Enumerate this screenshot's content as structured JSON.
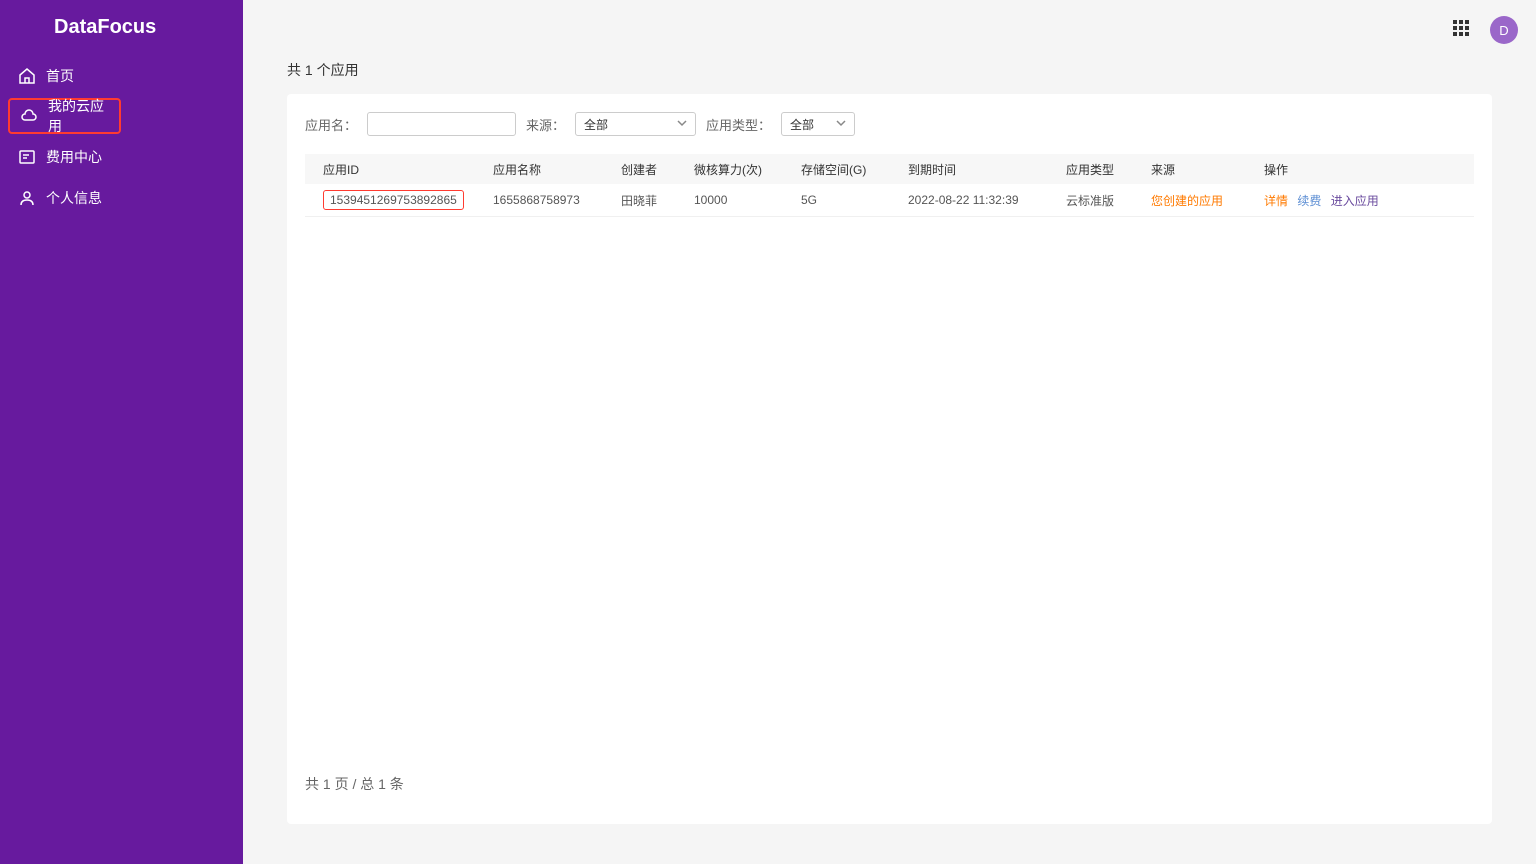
{
  "brand": "DataFocus",
  "sidebar": {
    "items": [
      {
        "label": "首页"
      },
      {
        "label": "我的云应用"
      },
      {
        "label": "费用中心"
      },
      {
        "label": "个人信息"
      }
    ]
  },
  "avatar_letter": "D",
  "content": {
    "count_text": "共 1 个应用",
    "footer_text": "共 1 页 / 总 1 条"
  },
  "filters": {
    "app_name_label": "应用名：",
    "app_name_value": "",
    "source_label": "来源：",
    "source_value": "全部",
    "type_label": "应用类型：",
    "type_value": "全部"
  },
  "table": {
    "headers": [
      "应用ID",
      "应用名称",
      "创建者",
      "微核算力(次)",
      "存储空间(G)",
      "到期时间",
      "应用类型",
      "来源",
      "操作"
    ],
    "rows": [
      {
        "id": "1539451269753892865",
        "name": "1655868758973",
        "creator": "田晓菲",
        "compute": "10000",
        "storage": "5G",
        "expiry": "2022-08-22 11:32:39",
        "app_type": "云标准版",
        "source": "您创建的应用",
        "actions": {
          "detail": "详情",
          "renew": "续费",
          "enter": "进入应用"
        }
      }
    ]
  }
}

» Given task:
Copy out all the records exactly, excluding pictures.

» Solution for this exercise:
Enumerate this screenshot's content as structured JSON.
{
  "brand": "DataFocus",
  "sidebar": {
    "items": [
      {
        "label": "首页"
      },
      {
        "label": "我的云应用"
      },
      {
        "label": "费用中心"
      },
      {
        "label": "个人信息"
      }
    ]
  },
  "avatar_letter": "D",
  "content": {
    "count_text": "共 1 个应用",
    "footer_text": "共 1 页 / 总 1 条"
  },
  "filters": {
    "app_name_label": "应用名：",
    "app_name_value": "",
    "source_label": "来源：",
    "source_value": "全部",
    "type_label": "应用类型：",
    "type_value": "全部"
  },
  "table": {
    "headers": [
      "应用ID",
      "应用名称",
      "创建者",
      "微核算力(次)",
      "存储空间(G)",
      "到期时间",
      "应用类型",
      "来源",
      "操作"
    ],
    "rows": [
      {
        "id": "1539451269753892865",
        "name": "1655868758973",
        "creator": "田晓菲",
        "compute": "10000",
        "storage": "5G",
        "expiry": "2022-08-22 11:32:39",
        "app_type": "云标准版",
        "source": "您创建的应用",
        "actions": {
          "detail": "详情",
          "renew": "续费",
          "enter": "进入应用"
        }
      }
    ]
  }
}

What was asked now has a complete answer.